▶ [AIM]
Where a line contains the word "title", copy that line.
begin DATA TO PROCESS
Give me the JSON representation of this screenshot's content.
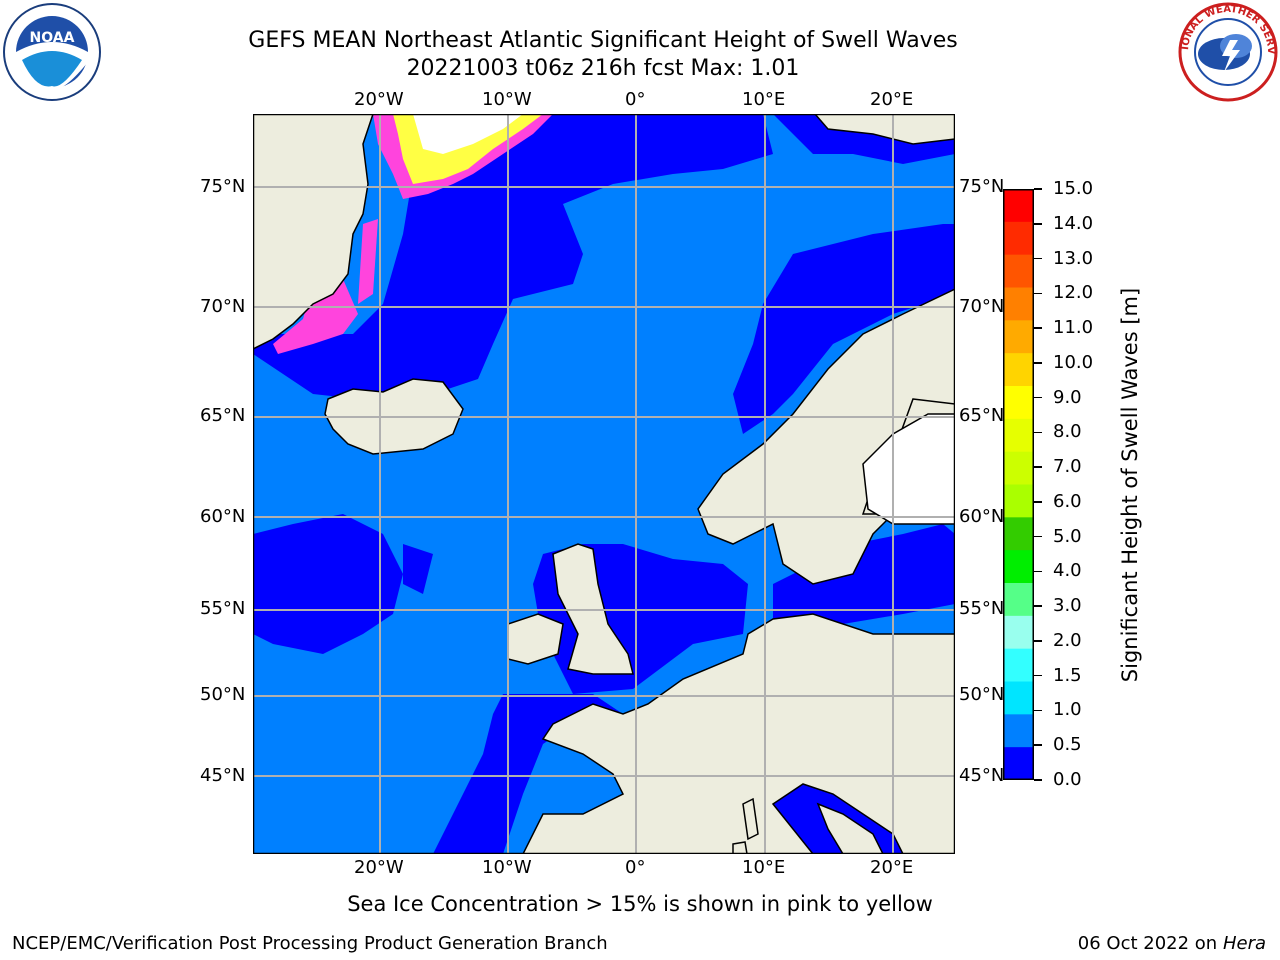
{
  "title": {
    "line1": "GEFS MEAN Northeast Atlantic Significant Height of Swell Waves",
    "line2": "20221003 t06z 216h fcst   Max: 1.01"
  },
  "logos": {
    "left": "NOAA",
    "right": "NATIONAL WEATHER SERVICE"
  },
  "axes": {
    "lon_top": [
      "20°W",
      "10°W",
      "0°",
      "10°E",
      "20°E"
    ],
    "lon_bottom": [
      "20°W",
      "10°W",
      "0°",
      "10°E",
      "20°E"
    ],
    "lat_left": [
      "75°N",
      "70°N",
      "65°N",
      "60°N",
      "55°N",
      "50°N",
      "45°N"
    ],
    "lat_right": [
      "75°N",
      "70°N",
      "65°N",
      "60°N",
      "55°N",
      "50°N",
      "45°N"
    ]
  },
  "colorbar": {
    "title": "Significant Height of Swell Waves [m]",
    "labels": [
      "15.0",
      "14.0",
      "13.0",
      "12.0",
      "11.0",
      "10.0",
      "9.0",
      "8.0",
      "7.0",
      "6.0",
      "5.0",
      "4.0",
      "3.0",
      "2.0",
      "1.5",
      "1.0",
      "0.5",
      "0.0"
    ],
    "colors": [
      "#ff0000",
      "#ff2b00",
      "#ff5500",
      "#ff8000",
      "#ffaa00",
      "#ffd400",
      "#ffff00",
      "#e6ff00",
      "#ccff00",
      "#aaff00",
      "#33cc00",
      "#00ee00",
      "#55ff88",
      "#99ffee",
      "#33ffff",
      "#00e5ff",
      "#0080ff",
      "#0000ff"
    ]
  },
  "colors": {
    "land": "#ededde",
    "sea_low": "#0000ff",
    "sea_mid": "#0080ff",
    "ice_pink": "#ff44dd",
    "ice_yellow": "#ffff44",
    "grid": "#b0b0b0"
  },
  "note": "Sea Ice Concentration > 15% is shown in pink to yellow",
  "footer": {
    "left": "NCEP/EMC/Verification Post Processing Product Generation Branch",
    "right_date": "06 Oct 2022 on ",
    "right_host": "Hera"
  }
}
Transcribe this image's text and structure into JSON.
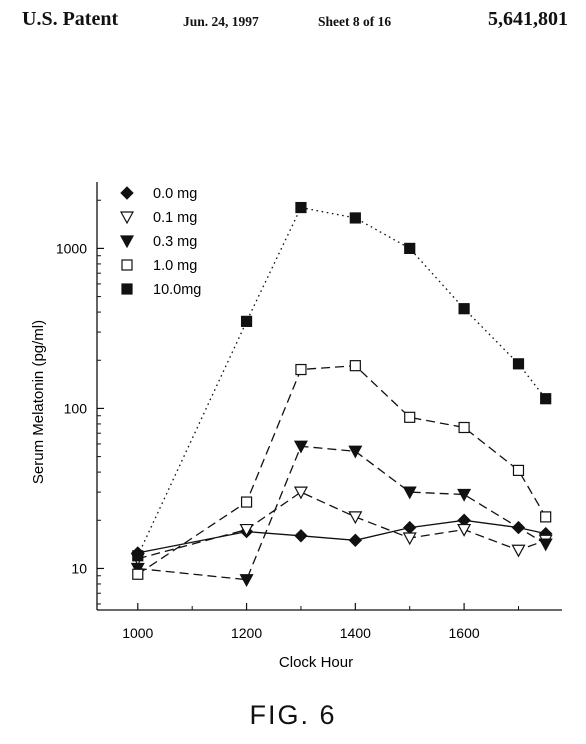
{
  "header": {
    "left": "U.S. Patent",
    "date": "Jun. 24, 1997",
    "sheet": "Sheet 8 of 16",
    "number": "5,641,801"
  },
  "figure_label": "FIG. 6",
  "chart_data": {
    "type": "line",
    "xlabel": "Clock Hour",
    "ylabel": "Serum Melatonin (pg/ml)",
    "y_scale": "log",
    "x_ticks": [
      "1000",
      "1200",
      "1400",
      "1600"
    ],
    "x_tick_values": [
      1000,
      1200,
      1400,
      1600
    ],
    "y_ticks": [
      "10",
      "100",
      "1000"
    ],
    "y_tick_values": [
      10,
      100,
      1000
    ],
    "xlim": [
      925,
      1780
    ],
    "ylim": [
      5.5,
      2600
    ],
    "legend_position": "top-left",
    "series": [
      {
        "name": "0.0 mg",
        "marker": "diamond-filled",
        "line": "solid",
        "x": [
          1000,
          1200,
          1300,
          1400,
          1500,
          1600,
          1700,
          1750
        ],
        "y": [
          12.5,
          17,
          16,
          15,
          18,
          20,
          18,
          16.5
        ]
      },
      {
        "name": "0.1 mg",
        "marker": "triangle-down-open",
        "line": "dashed",
        "x": [
          1000,
          1200,
          1300,
          1400,
          1500,
          1600,
          1700,
          1750
        ],
        "y": [
          11.5,
          17.5,
          30,
          21,
          15.5,
          17.5,
          13,
          15
        ]
      },
      {
        "name": "0.3 mg",
        "marker": "triangle-down-filled",
        "line": "dashed",
        "x": [
          1000,
          1200,
          1300,
          1400,
          1500,
          1600,
          1750
        ],
        "y": [
          10,
          8.5,
          58,
          54,
          30,
          29,
          14.2
        ]
      },
      {
        "name": "1.0 mg",
        "marker": "square-open",
        "line": "dashed",
        "x": [
          1000,
          1200,
          1300,
          1400,
          1500,
          1600,
          1700,
          1750
        ],
        "y": [
          9.2,
          26,
          175,
          185,
          88,
          76,
          41,
          21
        ]
      },
      {
        "name": "10.0mg",
        "marker": "square-filled",
        "line": "dotted",
        "x": [
          1000,
          1200,
          1300,
          1400,
          1500,
          1600,
          1700,
          1750
        ],
        "y": [
          12,
          350,
          1800,
          1550,
          1000,
          420,
          190,
          115
        ]
      }
    ]
  }
}
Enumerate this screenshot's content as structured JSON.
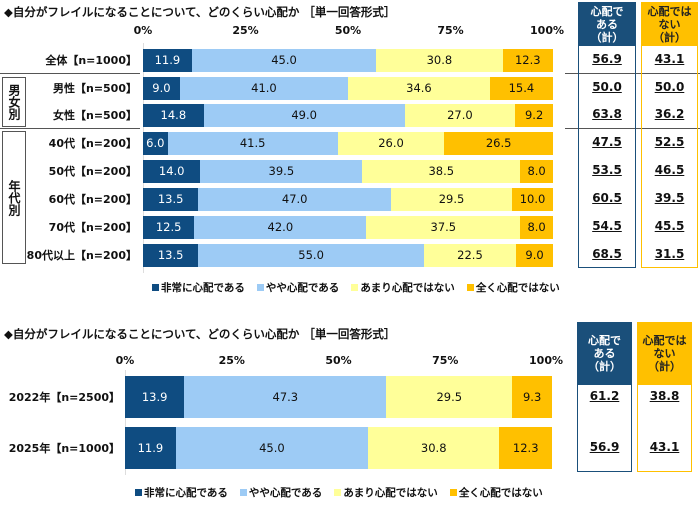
{
  "colors": {
    "very": "#0f4c81",
    "some": "#9dcbf5",
    "notmuch": "#ffff99",
    "notatall": "#ffc000",
    "header_yes": "#1a4f7a",
    "header_no": "#ffc000"
  },
  "chart_data": [
    {
      "type": "bar",
      "stacked": true,
      "orientation": "horizontal",
      "title": "◆自分がフレイルになることについて、どのくらい心配か ［単一回答形式］",
      "xticks": [
        "0%",
        "25%",
        "50%",
        "75%",
        "100%"
      ],
      "xlim": [
        0,
        100
      ],
      "groups": [
        {
          "label": "男女別",
          "rows": [
            1,
            2
          ]
        },
        {
          "label": "年代別",
          "rows": [
            3,
            4,
            5,
            6,
            7
          ]
        }
      ],
      "categories": [
        "全体【n=1000】",
        "男性【n=500】",
        "女性【n=500】",
        "40代【n=200】",
        "50代【n=200】",
        "60代【n=200】",
        "70代【n=200】",
        "80代以上【n=200】"
      ],
      "series": [
        {
          "name": "非常に心配である",
          "values": [
            11.9,
            9.0,
            14.8,
            6.0,
            14.0,
            13.5,
            12.5,
            13.5
          ]
        },
        {
          "name": "やや心配である",
          "values": [
            45.0,
            41.0,
            49.0,
            41.5,
            39.5,
            47.0,
            42.0,
            55.0
          ]
        },
        {
          "name": "あまり心配ではない",
          "values": [
            30.8,
            34.6,
            27.0,
            26.0,
            38.5,
            29.5,
            37.5,
            22.5
          ]
        },
        {
          "name": "全く心配ではない",
          "values": [
            12.3,
            15.4,
            9.2,
            26.5,
            8.0,
            10.0,
            8.0,
            9.0
          ]
        }
      ],
      "totals": {
        "yes_header": "心配で ある （計）",
        "no_header": "心配では ない （計）",
        "yes": [
          "56.9",
          "50.0",
          "63.8",
          "47.5",
          "53.5",
          "60.5",
          "54.5",
          "68.5"
        ],
        "no": [
          "43.1",
          "50.0",
          "36.2",
          "52.5",
          "46.5",
          "39.5",
          "45.5",
          "31.5"
        ]
      },
      "legend": "bottom"
    },
    {
      "type": "bar",
      "stacked": true,
      "orientation": "horizontal",
      "title": "◆自分がフレイルになることについて、どのくらい心配か ［単一回答形式］",
      "xticks": [
        "0%",
        "25%",
        "50%",
        "75%",
        "100%"
      ],
      "xlim": [
        0,
        100
      ],
      "categories": [
        "2022年【n=2500】",
        "2025年【n=1000】"
      ],
      "series": [
        {
          "name": "非常に心配である",
          "values": [
            13.9,
            11.9
          ]
        },
        {
          "name": "やや心配である",
          "values": [
            47.3,
            45.0
          ]
        },
        {
          "name": "あまり心配ではない",
          "values": [
            29.5,
            30.8
          ]
        },
        {
          "name": "全く心配ではない",
          "values": [
            9.3,
            12.3
          ]
        }
      ],
      "totals": {
        "yes_header": "心配で ある （計）",
        "no_header": "心配では ない （計）",
        "yes": [
          "61.2",
          "56.9"
        ],
        "no": [
          "38.8",
          "43.1"
        ]
      },
      "legend": "bottom"
    }
  ]
}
end DATA TO PROCESS
▶ [THE OUTPUT]
  "title": {
    "title": "Significant Height of Swell Waves [m]",
      "title": "◆自分がフレイルになることについて、どのくらい心配か ［単一回答形式］",
      "title": "◆自分がフレイルになることについて、どのくらい心配か ［単一回答形式］",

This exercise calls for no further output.